Required task:
Lift out each line of the data that holds "value".
--- begin Available records ---
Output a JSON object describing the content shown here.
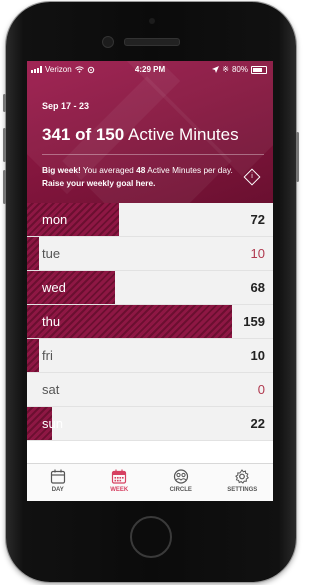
{
  "status_bar": {
    "carrier": "Verizon",
    "time": "4:29 PM",
    "battery_percent": "80%",
    "signal_bars": 3
  },
  "summary": {
    "date_range": "Sep 17 - 23",
    "minutes_count": "341 of 150",
    "minutes_label": "Active Minutes",
    "message_bold_1": "Big week!",
    "message_text_1": " You averaged ",
    "message_bold_2": "48",
    "message_text_2": " Active Minutes per day. ",
    "message_link": "Raise your weekly goal here.",
    "info_icon": "i"
  },
  "days": [
    {
      "day": "mon",
      "value": "72",
      "fraction": 0.45,
      "highlight": true
    },
    {
      "day": "tue",
      "value": "10",
      "fraction": 0.05,
      "highlight": false
    },
    {
      "day": "wed",
      "value": "68",
      "fraction": 0.43,
      "highlight": true
    },
    {
      "day": "thu",
      "value": "159",
      "fraction": 1.0,
      "highlight": true
    },
    {
      "day": "fri",
      "value": "10",
      "fraction": 0.05,
      "highlight": false
    },
    {
      "day": "sat",
      "value": "0",
      "fraction": 0.0,
      "highlight": false
    },
    {
      "day": "sun",
      "value": "22",
      "fraction": 0.12,
      "highlight": true
    }
  ],
  "tabs": [
    {
      "label": "DAY",
      "icon": "calendar-icon",
      "active": false
    },
    {
      "label": "WEEK",
      "icon": "week-calendar-icon",
      "active": true
    },
    {
      "label": "CIRCLE",
      "icon": "circle-group-icon",
      "active": false
    },
    {
      "label": "SETTINGS",
      "icon": "gear-icon",
      "active": false
    }
  ],
  "colors": {
    "brand": "#8e1744",
    "active_tab": "#d64061"
  }
}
--- end Available records ---
Result of the exercise:
      "value": "72",
      "value": "10",
      "value": "68",
      "value": "159",
      "value": "10",
      "value": "0",
      "value": "22",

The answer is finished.